_Exercise prompt:_
Find each line with the word "Reservation" and copy it.
::::::::::
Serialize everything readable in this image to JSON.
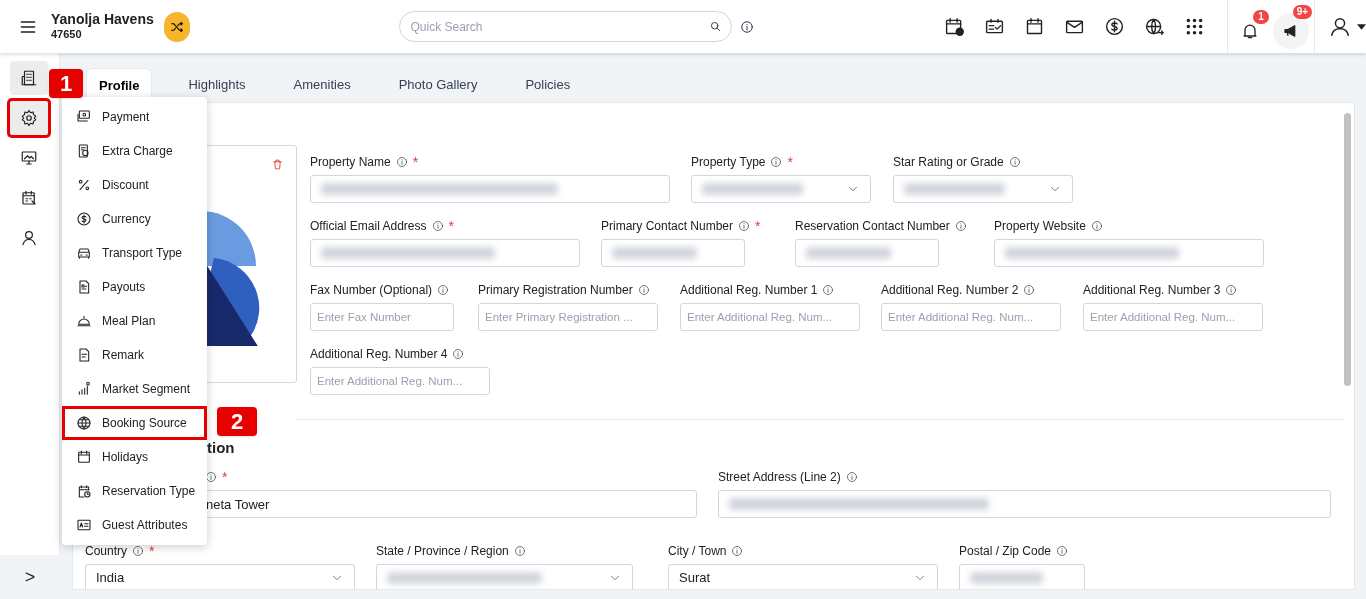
{
  "header": {
    "property_name": "Yanolja Havens",
    "property_id": "47650",
    "search": {
      "placeholder": "Quick Search"
    },
    "notifications_badge": "1",
    "announcements_badge": "9+"
  },
  "sidebar": {
    "items": [
      {
        "selected": true
      },
      {
        "selected": true,
        "callout": "1"
      },
      {
        "selected": false
      },
      {
        "selected": false
      },
      {
        "selected": false
      }
    ],
    "expand_label": ">"
  },
  "settings_menu": {
    "items": [
      {
        "label": "Payment"
      },
      {
        "label": "Extra Charge"
      },
      {
        "label": "Discount"
      },
      {
        "label": "Currency"
      },
      {
        "label": "Transport Type"
      },
      {
        "label": "Payouts"
      },
      {
        "label": "Meal Plan"
      },
      {
        "label": "Remark"
      },
      {
        "label": "Market Segment"
      },
      {
        "label": "Booking Source",
        "callout": "2"
      },
      {
        "label": "Holidays"
      },
      {
        "label": "Reservation Type"
      },
      {
        "label": "Guest Attributes"
      }
    ]
  },
  "tabs": [
    {
      "label": "Profile",
      "selected": true
    },
    {
      "label": "Highlights",
      "selected": false
    },
    {
      "label": "Amenities",
      "selected": false
    },
    {
      "label": "Photo Gallery",
      "selected": false
    },
    {
      "label": "Policies",
      "selected": false
    }
  ],
  "property_form": {
    "rows": [
      [
        {
          "label": "Property Name",
          "required_mark": "*",
          "kind": "text",
          "redacted": true
        },
        {
          "label": "Property Type",
          "required_mark": "*",
          "kind": "select",
          "redacted": true
        },
        {
          "label": "Star Rating or Grade",
          "kind": "select",
          "redacted": true
        }
      ],
      [
        {
          "label": "Official Email Address",
          "required_mark": "*",
          "kind": "text",
          "redacted": true
        },
        {
          "label": "Primary Contact Number",
          "required_mark": "*",
          "kind": "text",
          "redacted": true
        },
        {
          "label": "Reservation Contact Number",
          "kind": "text",
          "redacted": true
        },
        {
          "label": "Property Website",
          "kind": "text",
          "redacted": true
        }
      ],
      [
        {
          "label": "Fax Number (Optional)",
          "kind": "text",
          "placeholder": "Enter Fax Number"
        },
        {
          "label": "Primary Registration Number",
          "kind": "text",
          "placeholder": "Enter Primary Registration ..."
        },
        {
          "label": "Additional Reg. Number 1",
          "kind": "text",
          "placeholder": "Enter Additional Reg. Num..."
        },
        {
          "label": "Additional Reg. Number 2",
          "kind": "text",
          "placeholder": "Enter Additional Reg. Num..."
        },
        {
          "label": "Additional Reg. Number 3",
          "kind": "text",
          "placeholder": "Enter Additional Reg. Num..."
        }
      ],
      [
        {
          "label": "Additional Reg. Number 4",
          "kind": "text",
          "placeholder": "Enter Additional Reg. Num..."
        }
      ]
    ]
  },
  "address_section": {
    "heading": "tion",
    "rows": [
      [
        {
          "required_mark": "*",
          "kind": "text",
          "value": "neta Tower"
        },
        {
          "label": "Street Address (Line 2)",
          "kind": "text",
          "redacted": true
        }
      ],
      [
        {
          "label": "Country",
          "required_mark": "*",
          "kind": "select",
          "value": "India"
        },
        {
          "label": "State / Province / Region",
          "kind": "select",
          "redacted": true
        },
        {
          "label": "City / Town",
          "kind": "select",
          "value": "Surat"
        },
        {
          "label": "Postal / Zip Code",
          "kind": "text",
          "redacted": true
        }
      ]
    ]
  }
}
::::::::::
_Task response:_
        "label": "Reservation Type"
          "label": "Reservation Contact Number",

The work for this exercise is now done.